> **Short exercise**:
Word for word, quote all of the material, omitting the pictures.

Data tied to figure images

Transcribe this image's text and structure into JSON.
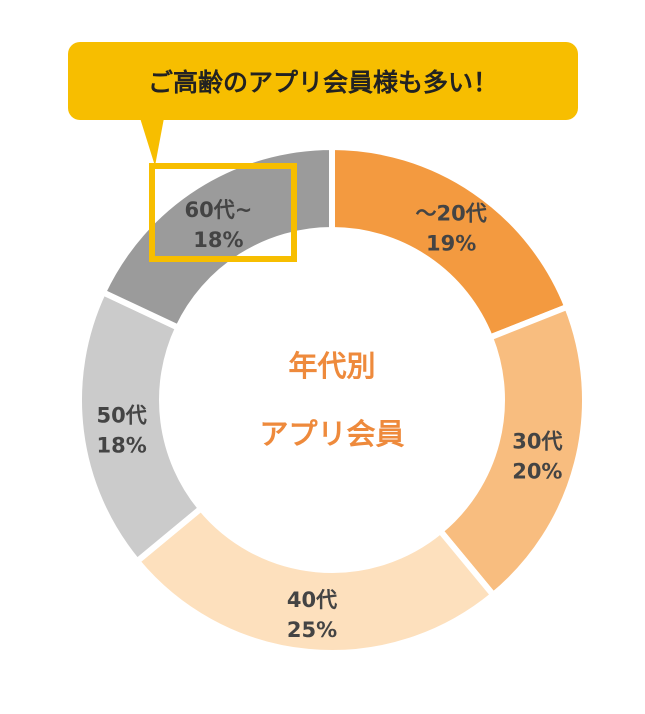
{
  "callout": {
    "text": "ご高齢のアプリ会員様も多い！",
    "color": "#f7be00"
  },
  "chart_data": {
    "type": "pie",
    "donut": true,
    "center_title": [
      "年代別",
      "アプリ会員"
    ],
    "categories": [
      "～20代",
      "30代",
      "40代",
      "50代",
      "60代~"
    ],
    "values": [
      19,
      20,
      25,
      18,
      18
    ],
    "value_labels": [
      "19%",
      "20%",
      "25%",
      "18%",
      "18%"
    ],
    "colors": [
      "#f39a40",
      "#f8bd7f",
      "#fde0bd",
      "#cbcbcb",
      "#9b9b9b"
    ],
    "highlight": "60代~"
  }
}
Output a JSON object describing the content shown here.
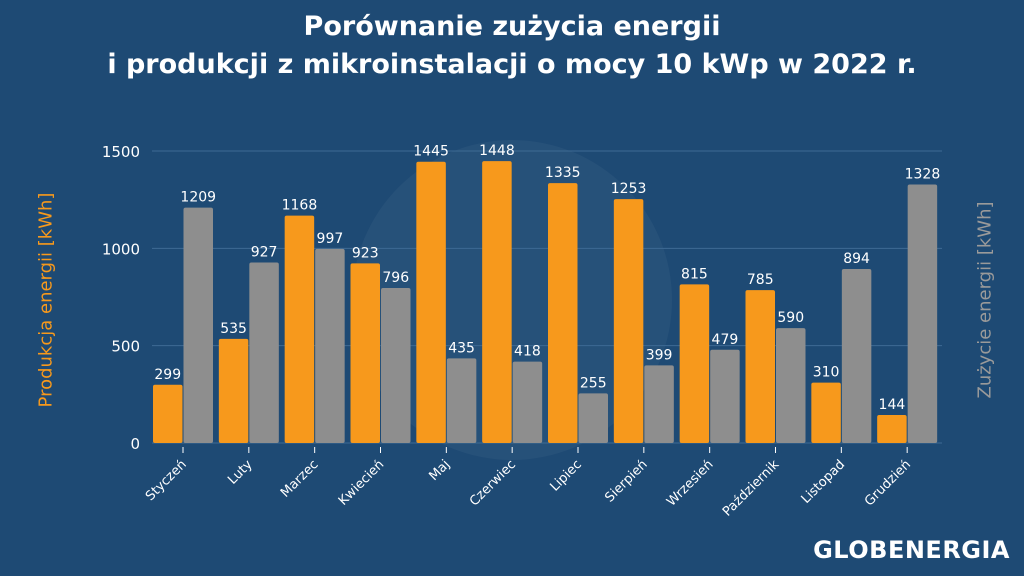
{
  "chart_data": {
    "type": "bar",
    "title_line1": "Porównanie zużycia energii",
    "title_line2": "i produkcji z mikroinstalacji o mocy 10 kWp w 2022 r.",
    "ylabel_left": "Produkcja energii [kWh]",
    "ylabel_right": "Zużycie energii [kWh]",
    "ylim": [
      0,
      1500
    ],
    "yticks": [
      0,
      500,
      1000,
      1500
    ],
    "grid": true,
    "categories": [
      "Styczeń",
      "Luty",
      "Marzec",
      "Kwiecień",
      "Maj",
      "Czerwiec",
      "Lipiec",
      "Sierpień",
      "Wrzesień",
      "Październik",
      "Listopad",
      "Grudzień"
    ],
    "series": [
      {
        "name": "Produkcja energii [kWh]",
        "color": "#f7991c",
        "values": [
          299,
          535,
          1168,
          923,
          1445,
          1448,
          1335,
          1253,
          815,
          785,
          310,
          144
        ]
      },
      {
        "name": "Zużycie energii [kWh]",
        "color": "#8e8e8e",
        "values": [
          1209,
          927,
          997,
          796,
          435,
          418,
          255,
          399,
          479,
          590,
          894,
          1328
        ]
      }
    ]
  },
  "logo": "GLOBENERGIA",
  "colors": {
    "background": "#1e4a74",
    "production": "#f7991c",
    "consumption": "#8e8e8e"
  }
}
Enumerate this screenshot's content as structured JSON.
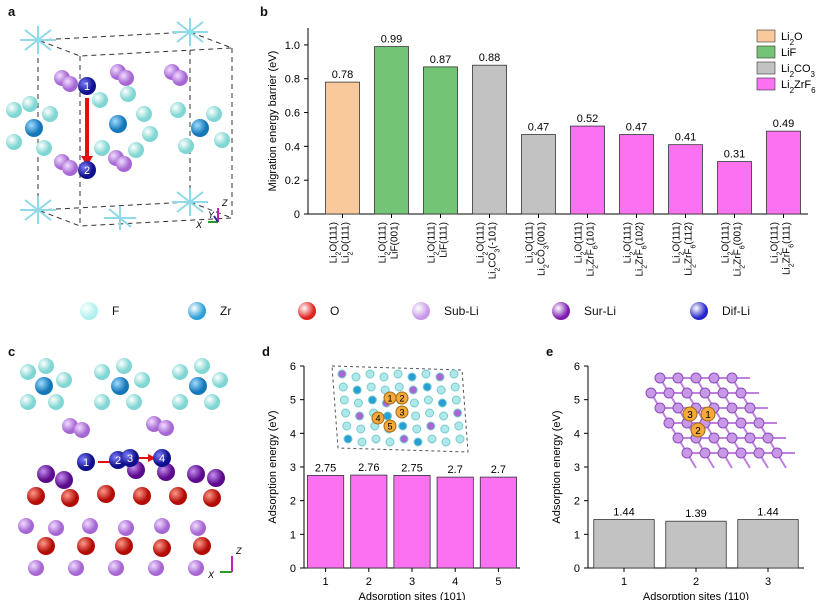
{
  "panel_labels": {
    "a": "a",
    "b": "b",
    "c": "c",
    "d": "d",
    "e": "e"
  },
  "axes_glyphs": {
    "z": "Z",
    "y": "Y",
    "x": "X"
  },
  "panel_a": {
    "markers": [
      "1",
      "2"
    ]
  },
  "panel_c": {
    "markers": [
      "1",
      "2",
      "3",
      "4"
    ]
  },
  "legend_atoms": [
    {
      "label": "F",
      "color": "#aef0ee"
    },
    {
      "label": "Zr",
      "color": "#2a9fd6"
    },
    {
      "label": "O",
      "color": "#e0201c"
    },
    {
      "label": "Sub-Li",
      "color": "#c898e6"
    },
    {
      "label": "Sur-Li",
      "color": "#7d1bb0"
    },
    {
      "label": "Dif-Li",
      "color": "#2424c8"
    }
  ],
  "chart_data": [
    {
      "type": "bar",
      "panel": "b",
      "ylabel": "Migration energy barrier (eV)",
      "ylim": [
        0,
        1.1
      ],
      "yticks": [
        "0",
        "0.2",
        "0.4",
        "0.6",
        "0.8",
        "1.0"
      ],
      "categories": [
        {
          "l1": "Li2O(111)",
          "l2": "Li2O(111)",
          "series": "Li2O"
        },
        {
          "l1": "Li2O(111)",
          "l2": "LiF(001)",
          "series": "LiF"
        },
        {
          "l1": "Li2O(111)",
          "l2": "LiF(111)",
          "series": "LiF"
        },
        {
          "l1": "Li2O(111)",
          "l2": "Li2CO3(-101)",
          "series": "Li2CO3"
        },
        {
          "l1": "Li2O(111)",
          "l2": "Li2CO3(001)",
          "series": "Li2CO3"
        },
        {
          "l1": "Li2O(111)",
          "l2": "Li2ZrF6(101)",
          "series": "Li2ZrF6"
        },
        {
          "l1": "Li2O(111)",
          "l2": "Li2ZrF6(102)",
          "series": "Li2ZrF6"
        },
        {
          "l1": "Li2O(111)",
          "l2": "Li2ZrF6(112)",
          "series": "Li2ZrF6"
        },
        {
          "l1": "Li2O(111)",
          "l2": "Li2ZrF6(001)",
          "series": "Li2ZrF6"
        },
        {
          "l1": "Li2O(111)",
          "l2": "Li2ZrF6(111)",
          "series": "Li2ZrF6"
        }
      ],
      "values": [
        0.78,
        0.99,
        0.87,
        0.88,
        0.47,
        0.52,
        0.47,
        0.41,
        0.31,
        0.49
      ],
      "value_labels": [
        "0.78",
        "0.99",
        "0.87",
        "0.88",
        "0.47",
        "0.52",
        "0.47",
        "0.41",
        "0.31",
        "0.49"
      ],
      "series": [
        {
          "name": "Li2O",
          "color": "#f9c89b"
        },
        {
          "name": "LiF",
          "color": "#74c476"
        },
        {
          "name": "Li2CO3",
          "color": "#c2c2c2"
        },
        {
          "name": "Li2ZrF6",
          "color": "#fb72f0"
        }
      ],
      "legend_position": "top-right"
    },
    {
      "type": "bar",
      "panel": "d",
      "xlabel": "Adsorption sites (101)",
      "ylabel": "Adsorption energy (eV)",
      "ylim": [
        0,
        6
      ],
      "yticks": [
        "0",
        "1",
        "2",
        "3",
        "4",
        "5",
        "6"
      ],
      "categories": [
        "1",
        "2",
        "3",
        "4",
        "5"
      ],
      "values": [
        2.75,
        2.76,
        2.75,
        2.7,
        2.7
      ],
      "value_labels": [
        "2.75",
        "2.76",
        "2.75",
        "2.7",
        "2.7"
      ],
      "color": "#fb72f0",
      "inset_sites": [
        "1",
        "2",
        "3",
        "4",
        "5"
      ]
    },
    {
      "type": "bar",
      "panel": "e",
      "xlabel": "Adsorption sites (110)",
      "ylabel": "Adsorption energy (eV)",
      "ylim": [
        0,
        6
      ],
      "yticks": [
        "0",
        "1",
        "2",
        "3",
        "4",
        "5",
        "6"
      ],
      "categories": [
        "1",
        "2",
        "3"
      ],
      "values": [
        1.44,
        1.39,
        1.44
      ],
      "value_labels": [
        "1.44",
        "1.39",
        "1.44"
      ],
      "color": "#c2c2c2",
      "inset_sites": [
        "3",
        "1",
        "2"
      ]
    }
  ]
}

> **Response for this exercise**:
Transcribe this image's text and structure into JSON.
{
  "callout": {
    "text": "ご高齢のアプリ会員様も多い！",
    "color": "#f7be00"
  },
  "chart_data": {
    "type": "pie",
    "donut": true,
    "center_title": [
      "年代別",
      "アプリ会員"
    ],
    "categories": [
      "～20代",
      "30代",
      "40代",
      "50代",
      "60代~"
    ],
    "values": [
      19,
      20,
      25,
      18,
      18
    ],
    "value_labels": [
      "19%",
      "20%",
      "25%",
      "18%",
      "18%"
    ],
    "colors": [
      "#f39a40",
      "#f8bd7f",
      "#fde0bd",
      "#cbcbcb",
      "#9b9b9b"
    ],
    "highlight": "60代~"
  }
}
Output a JSON object describing the content shown here.
{
  "chart_data": {
    "type": "bar",
    "title_line1": "Porównanie zużycia energii",
    "title_line2": "i produkcji z mikroinstalacji o mocy 10 kWp w 2022 r.",
    "ylabel_left": "Produkcja energii [kWh]",
    "ylabel_right": "Zużycie energii [kWh]",
    "ylim": [
      0,
      1500
    ],
    "yticks": [
      0,
      500,
      1000,
      1500
    ],
    "grid": true,
    "categories": [
      "Styczeń",
      "Luty",
      "Marzec",
      "Kwiecień",
      "Maj",
      "Czerwiec",
      "Lipiec",
      "Sierpień",
      "Wrzesień",
      "Październik",
      "Listopad",
      "Grudzień"
    ],
    "series": [
      {
        "name": "Produkcja energii [kWh]",
        "color": "#f7991c",
        "values": [
          299,
          535,
          1168,
          923,
          1445,
          1448,
          1335,
          1253,
          815,
          785,
          310,
          144
        ]
      },
      {
        "name": "Zużycie energii [kWh]",
        "color": "#8e8e8e",
        "values": [
          1209,
          927,
          997,
          796,
          435,
          418,
          255,
          399,
          479,
          590,
          894,
          1328
        ]
      }
    ]
  },
  "logo": "GLOBENERGIA",
  "colors": {
    "background": "#1e4a74",
    "production": "#f7991c",
    "consumption": "#8e8e8e"
  }
}
Enumerate this screenshot's content as structured JSON.
{
  "panel_labels": {
    "a": "a",
    "b": "b",
    "c": "c",
    "d": "d",
    "e": "e"
  },
  "axes_glyphs": {
    "z": "Z",
    "y": "Y",
    "x": "X"
  },
  "panel_a": {
    "markers": [
      "1",
      "2"
    ]
  },
  "panel_c": {
    "markers": [
      "1",
      "2",
      "3",
      "4"
    ]
  },
  "legend_atoms": [
    {
      "label": "F",
      "color": "#aef0ee"
    },
    {
      "label": "Zr",
      "color": "#2a9fd6"
    },
    {
      "label": "O",
      "color": "#e0201c"
    },
    {
      "label": "Sub-Li",
      "color": "#c898e6"
    },
    {
      "label": "Sur-Li",
      "color": "#7d1bb0"
    },
    {
      "label": "Dif-Li",
      "color": "#2424c8"
    }
  ],
  "chart_data": [
    {
      "type": "bar",
      "panel": "b",
      "ylabel": "Migration energy barrier (eV)",
      "ylim": [
        0,
        1.1
      ],
      "yticks": [
        "0",
        "0.2",
        "0.4",
        "0.6",
        "0.8",
        "1.0"
      ],
      "categories": [
        {
          "l1": "Li2O(111)",
          "l2": "Li2O(111)",
          "series": "Li2O"
        },
        {
          "l1": "Li2O(111)",
          "l2": "LiF(001)",
          "series": "LiF"
        },
        {
          "l1": "Li2O(111)",
          "l2": "LiF(111)",
          "series": "LiF"
        },
        {
          "l1": "Li2O(111)",
          "l2": "Li2CO3(-101)",
          "series": "Li2CO3"
        },
        {
          "l1": "Li2O(111)",
          "l2": "Li2CO3(001)",
          "series": "Li2CO3"
        },
        {
          "l1": "Li2O(111)",
          "l2": "Li2ZrF6(101)",
          "series": "Li2ZrF6"
        },
        {
          "l1": "Li2O(111)",
          "l2": "Li2ZrF6(102)",
          "series": "Li2ZrF6"
        },
        {
          "l1": "Li2O(111)",
          "l2": "Li2ZrF6(112)",
          "series": "Li2ZrF6"
        },
        {
          "l1": "Li2O(111)",
          "l2": "Li2ZrF6(001)",
          "series": "Li2ZrF6"
        },
        {
          "l1": "Li2O(111)",
          "l2": "Li2ZrF6(111)",
          "series": "Li2ZrF6"
        }
      ],
      "values": [
        0.78,
        0.99,
        0.87,
        0.88,
        0.47,
        0.52,
        0.47,
        0.41,
        0.31,
        0.49
      ],
      "value_labels": [
        "0.78",
        "0.99",
        "0.87",
        "0.88",
        "0.47",
        "0.52",
        "0.47",
        "0.41",
        "0.31",
        "0.49"
      ],
      "series": [
        {
          "name": "Li2O",
          "color": "#f9c89b"
        },
        {
          "name": "LiF",
          "color": "#74c476"
        },
        {
          "name": "Li2CO3",
          "color": "#c2c2c2"
        },
        {
          "name": "Li2ZrF6",
          "color": "#fb72f0"
        }
      ],
      "legend_position": "top-right"
    },
    {
      "type": "bar",
      "panel": "d",
      "xlabel": "Adsorption sites (101)",
      "ylabel": "Adsorption energy (eV)",
      "ylim": [
        0,
        6
      ],
      "yticks": [
        "0",
        "1",
        "2",
        "3",
        "4",
        "5",
        "6"
      ],
      "categories": [
        "1",
        "2",
        "3",
        "4",
        "5"
      ],
      "values": [
        2.75,
        2.76,
        2.75,
        2.7,
        2.7
      ],
      "value_labels": [
        "2.75",
        "2.76",
        "2.75",
        "2.7",
        "2.7"
      ],
      "color": "#fb72f0",
      "inset_sites": [
        "1",
        "2",
        "3",
        "4",
        "5"
      ]
    },
    {
      "type": "bar",
      "panel": "e",
      "xlabel": "Adsorption sites (110)",
      "ylabel": "Adsorption energy (eV)",
      "ylim": [
        0,
        6
      ],
      "yticks": [
        "0",
        "1",
        "2",
        "3",
        "4",
        "5",
        "6"
      ],
      "categories": [
        "1",
        "2",
        "3"
      ],
      "values": [
        1.44,
        1.39,
        1.44
      ],
      "value_labels": [
        "1.44",
        "1.39",
        "1.44"
      ],
      "color": "#c2c2c2",
      "inset_sites": [
        "3",
        "1",
        "2"
      ]
    }
  ]
}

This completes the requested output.